* MATERIAL FOR THIS TASK *
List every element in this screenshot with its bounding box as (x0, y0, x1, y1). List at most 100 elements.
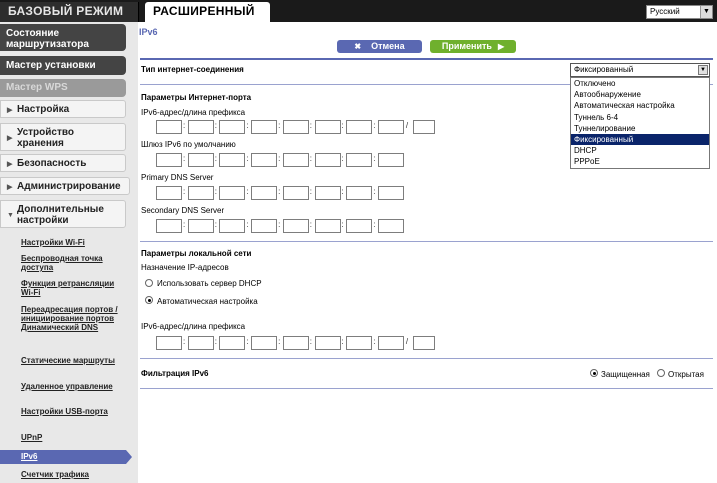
address-segment-input[interactable] (282, 153, 309, 167)
address-segment-input[interactable] (156, 120, 182, 134)
sidebar-item-ipv6[interactable]: IPv6 (0, 450, 132, 464)
sidebar-section-advanced-settings[interactable]: ▼ Дополнительные настройки (0, 200, 126, 228)
address-segment-input[interactable] (219, 153, 246, 167)
filter-secured-radio[interactable] (590, 369, 598, 377)
sidebar-item-port-forwarding[interactable]: Переадресация портов / инициирование пор… (0, 303, 126, 334)
sidebar-item-upnp[interactable]: UPnP (0, 431, 126, 444)
sidebar-item-static-routes[interactable]: Статические маршруты (0, 354, 126, 367)
address-segment-input[interactable] (282, 336, 309, 350)
sidebar-item-remote-management[interactable]: Удаленное управление (0, 380, 126, 393)
address-segment-input[interactable] (251, 153, 278, 167)
address-segment-input[interactable] (219, 219, 246, 233)
dropdown-option[interactable]: Автообнаружение (571, 89, 709, 100)
dropdown-option[interactable]: Туннель 6-4 (571, 112, 709, 123)
address-segment-input[interactable] (187, 186, 214, 200)
address-segment-input[interactable] (219, 336, 246, 350)
sidebar-item-wireless-ap[interactable]: Беспроводная точка доступа (0, 252, 126, 274)
ip-assign-label: Назначение IP-адресов (141, 263, 229, 272)
dropdown-option-selected[interactable]: Фиксированный (571, 133, 709, 146)
primary-dns-label: Primary DNS Server (141, 173, 214, 182)
sidebar-section-storage[interactable]: ▶ Устройство хранения (0, 123, 126, 151)
auto-config-radio[interactable] (145, 296, 153, 304)
chevron-down-icon: ▼ (698, 65, 708, 75)
address-segment-input[interactable] (282, 120, 309, 134)
sidebar-item-wifi-settings[interactable]: Настройки Wi-Fi (0, 236, 126, 249)
prefix-separator: / (405, 121, 409, 130)
tab-basic-mode[interactable]: БАЗОВЫЙ РЕЖИМ (0, 2, 139, 22)
address-segment-input[interactable] (187, 336, 214, 350)
address-segment-input[interactable] (377, 153, 404, 167)
cancel-button[interactable]: ✖ Отмена (337, 40, 422, 53)
sidebar-section-setup[interactable]: ▶ Настройка (0, 100, 126, 118)
sidebar-item-wps-wizard[interactable]: Мастер WPS (0, 79, 126, 97)
address-segment-input[interactable] (282, 186, 309, 200)
divider (140, 58, 713, 60)
connection-type-select[interactable]: Фиксированный ▼ (570, 63, 710, 77)
sidebar-section-label: Настройка (17, 104, 70, 115)
dropdown-option[interactable]: Отключено (571, 78, 709, 89)
address-segment-input[interactable] (251, 336, 278, 350)
address-segment-input[interactable] (251, 219, 278, 233)
apply-label: Применить (441, 41, 492, 51)
secondary-dns-label: Secondary DNS Server (141, 206, 225, 215)
filter-open-radio[interactable] (657, 369, 665, 377)
segment-separator: : (278, 187, 281, 196)
address-segment-input[interactable] (314, 120, 341, 134)
address-segment-input[interactable] (314, 336, 341, 350)
address-segment-input[interactable] (377, 120, 404, 134)
segment-separator: : (373, 187, 376, 196)
address-segment-input[interactable] (156, 186, 182, 200)
chevron-down-icon: ▼ (700, 6, 712, 18)
address-segment-input[interactable] (377, 336, 404, 350)
address-segment-input[interactable] (346, 186, 373, 200)
segment-separator: : (373, 337, 376, 346)
address-segment-input[interactable] (377, 186, 404, 200)
prefix-length-input[interactable] (412, 120, 435, 134)
address-segment-input[interactable] (346, 120, 373, 134)
address-segment-input[interactable] (346, 153, 373, 167)
prefix-length-input[interactable] (412, 336, 435, 350)
sidebar-item-router-status[interactable]: Состояние маршрутизатора (0, 24, 126, 51)
address-segment-input[interactable] (219, 120, 246, 134)
segment-separator: : (278, 154, 281, 163)
segment-separator: : (309, 154, 313, 163)
segment-separator: : (246, 220, 249, 229)
address-segment-input[interactable] (346, 336, 373, 350)
dropdown-option[interactable]: DHCP (571, 145, 709, 156)
sidebar-item-wifi-repeater[interactable]: Функция ретрансляции Wi-Fi (0, 277, 126, 299)
address-segment-input[interactable] (156, 153, 182, 167)
segment-separator: : (246, 154, 249, 163)
sidebar-item-usb-settings[interactable]: Настройки USB-порта (0, 405, 126, 418)
segment-separator: : (341, 121, 344, 130)
sidebar-item-setup-wizard[interactable]: Мастер установки (0, 56, 126, 75)
divider (140, 241, 713, 242)
apply-button[interactable]: Применить ▶ (430, 40, 516, 53)
address-segment-input[interactable] (219, 186, 246, 200)
sidebar-section-security[interactable]: ▶ Безопасность (0, 154, 126, 172)
address-segment-input[interactable] (346, 219, 373, 233)
dropdown-option[interactable]: Автоматическая настройка (571, 100, 709, 111)
sidebar-item-traffic-meter[interactable]: Счетчик трафика (0, 468, 126, 481)
address-segment-input[interactable] (251, 120, 278, 134)
dhcp-radio[interactable] (145, 279, 153, 287)
address-segment-input[interactable] (187, 120, 214, 134)
address-segment-input[interactable] (251, 186, 278, 200)
address-segment-input[interactable] (156, 336, 182, 350)
segment-separator: : (214, 154, 217, 163)
prefix-separator: / (405, 337, 409, 346)
dropdown-option[interactable]: PPPoE (571, 156, 709, 167)
address-segment-input[interactable] (314, 186, 341, 200)
language-select[interactable]: Русский ▼ (646, 5, 713, 19)
triangle-right-icon: ▶ (7, 161, 13, 168)
address-segment-input[interactable] (187, 219, 214, 233)
dropdown-option[interactable]: Туннелирование (571, 123, 709, 134)
address-segment-input[interactable] (187, 153, 214, 167)
address-segment-input[interactable] (156, 219, 182, 233)
tab-advanced-mode[interactable]: РАСШИРЕННЫЙ (145, 2, 270, 22)
address-segment-input[interactable] (282, 219, 309, 233)
sidebar-section-administration[interactable]: ▶ Администрирование (0, 177, 130, 195)
address-segment-input[interactable] (314, 219, 341, 233)
address-segment-input[interactable] (377, 219, 404, 233)
sidebar-section-label: Безопасность (17, 158, 87, 169)
address-segment-input[interactable] (314, 153, 341, 167)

* AIM OF THE TASK *
Can you retype the whole listing above, every line unchanged, but leave the picture out of your answer?

* RESULT OF THIS TASK *
List every element in this screenshot with its bounding box as (x0, y0, x1, y1). List at most 100 elements.
address-segment-input[interactable] (282, 153, 309, 167)
address-segment-input[interactable] (156, 120, 182, 134)
sidebar-item-ipv6[interactable]: IPv6 (0, 450, 132, 464)
sidebar-section-advanced-settings[interactable]: ▼ Дополнительные настройки (0, 200, 126, 228)
address-segment-input[interactable] (219, 153, 246, 167)
filter-secured-radio[interactable] (590, 369, 598, 377)
sidebar-item-port-forwarding[interactable]: Переадресация портов / инициирование пор… (0, 303, 126, 334)
sidebar-item-upnp[interactable]: UPnP (0, 431, 126, 444)
sidebar-item-static-routes[interactable]: Статические маршруты (0, 354, 126, 367)
address-segment-input[interactable] (282, 336, 309, 350)
sidebar-item-remote-management[interactable]: Удаленное управление (0, 380, 126, 393)
address-segment-input[interactable] (251, 153, 278, 167)
address-segment-input[interactable] (219, 219, 246, 233)
dropdown-option[interactable]: Автообнаружение (571, 89, 709, 100)
dropdown-option[interactable]: Туннель 6-4 (571, 112, 709, 123)
address-segment-input[interactable] (187, 186, 214, 200)
address-segment-input[interactable] (219, 336, 246, 350)
sidebar-item-wireless-ap[interactable]: Беспроводная точка доступа (0, 252, 126, 274)
ip-assign-label: Назначение IP-адресов (141, 263, 229, 272)
dropdown-option-selected[interactable]: Фиксированный (571, 133, 709, 146)
primary-dns-label: Primary DNS Server (141, 173, 214, 182)
sidebar-section-storage[interactable]: ▶ Устройство хранения (0, 123, 126, 151)
auto-config-radio[interactable] (145, 296, 153, 304)
chevron-down-icon: ▼ (698, 65, 708, 75)
address-segment-input[interactable] (282, 120, 309, 134)
sidebar-item-wifi-settings[interactable]: Настройки Wi-Fi (0, 236, 126, 249)
prefix-separator: / (405, 121, 409, 130)
tab-basic-mode[interactable]: БАЗОВЫЙ РЕЖИМ (0, 2, 139, 22)
address-segment-input[interactable] (187, 336, 214, 350)
address-segment-input[interactable] (377, 153, 404, 167)
cancel-button[interactable]: ✖ Отмена (337, 40, 422, 53)
sidebar-section-setup[interactable]: ▶ Настройка (0, 100, 126, 118)
sidebar-item-wps-wizard[interactable]: Мастер WPS (0, 79, 126, 97)
address-segment-input[interactable] (282, 186, 309, 200)
divider (140, 58, 713, 60)
connection-type-select[interactable]: Фиксированный ▼ (570, 63, 710, 77)
sidebar-section-label: Настройка (17, 104, 70, 115)
dropdown-option[interactable]: Отключено (571, 78, 709, 89)
address-segment-input[interactable] (251, 336, 278, 350)
address-segment-input[interactable] (251, 219, 278, 233)
apply-label: Применить (441, 41, 492, 51)
secondary-dns-label: Secondary DNS Server (141, 206, 225, 215)
filter-open-radio[interactable] (657, 369, 665, 377)
segment-separator: : (278, 187, 281, 196)
address-segment-input[interactable] (314, 120, 341, 134)
address-segment-input[interactable] (314, 336, 341, 350)
address-segment-input[interactable] (377, 120, 404, 134)
segment-separator: : (373, 187, 376, 196)
address-segment-input[interactable] (156, 186, 182, 200)
chevron-down-icon: ▼ (700, 6, 712, 18)
address-segment-input[interactable] (377, 336, 404, 350)
address-segment-input[interactable] (346, 186, 373, 200)
segment-separator: : (373, 337, 376, 346)
address-segment-input[interactable] (377, 186, 404, 200)
prefix-length-input[interactable] (412, 120, 435, 134)
address-segment-input[interactable] (346, 120, 373, 134)
address-segment-input[interactable] (346, 153, 373, 167)
prefix-length-input[interactable] (412, 336, 435, 350)
sidebar-item-router-status[interactable]: Состояние маршрутизатора (0, 24, 126, 51)
address-segment-input[interactable] (219, 120, 246, 134)
segment-separator: : (278, 154, 281, 163)
segment-separator: : (309, 154, 313, 163)
segment-separator: : (246, 220, 249, 229)
address-segment-input[interactable] (346, 336, 373, 350)
dropdown-option[interactable]: DHCP (571, 145, 709, 156)
sidebar-item-wifi-repeater[interactable]: Функция ретрансляции Wi-Fi (0, 277, 126, 299)
address-segment-input[interactable] (156, 153, 182, 167)
segment-separator: : (246, 154, 249, 163)
sidebar-item-usb-settings[interactable]: Настройки USB-порта (0, 405, 126, 418)
segment-separator: : (341, 121, 344, 130)
sidebar-item-setup-wizard[interactable]: Мастер установки (0, 56, 126, 75)
divider (140, 241, 713, 242)
apply-button[interactable]: Применить ▶ (430, 40, 516, 53)
address-segment-input[interactable] (219, 186, 246, 200)
sidebar-section-security[interactable]: ▶ Безопасность (0, 154, 126, 172)
address-segment-input[interactable] (346, 219, 373, 233)
dropdown-option[interactable]: Автоматическая настройка (571, 100, 709, 111)
sidebar-item-traffic-meter[interactable]: Счетчик трафика (0, 468, 126, 481)
address-segment-input[interactable] (251, 120, 278, 134)
dhcp-radio[interactable] (145, 279, 153, 287)
address-segment-input[interactable] (187, 120, 214, 134)
address-segment-input[interactable] (251, 186, 278, 200)
address-segment-input[interactable] (156, 336, 182, 350)
segment-separator: : (214, 154, 217, 163)
prefix-separator: / (405, 337, 409, 346)
dropdown-option[interactable]: PPPoE (571, 156, 709, 167)
address-segment-input[interactable] (314, 186, 341, 200)
language-select[interactable]: Русский ▼ (646, 5, 713, 19)
triangle-right-icon: ▶ (7, 161, 13, 168)
address-segment-input[interactable] (187, 219, 214, 233)
dropdown-option[interactable]: Туннелирование (571, 123, 709, 134)
address-segment-input[interactable] (187, 153, 214, 167)
address-segment-input[interactable] (156, 219, 182, 233)
tab-advanced-mode[interactable]: РАСШИРЕННЫЙ (145, 2, 270, 22)
address-segment-input[interactable] (282, 219, 309, 233)
sidebar-section-administration[interactable]: ▶ Администрирование (0, 177, 130, 195)
address-segment-input[interactable] (314, 219, 341, 233)
address-segment-input[interactable] (377, 219, 404, 233)
sidebar-section-label: Безопасность (17, 158, 87, 169)
address-segment-input[interactable] (314, 153, 341, 167)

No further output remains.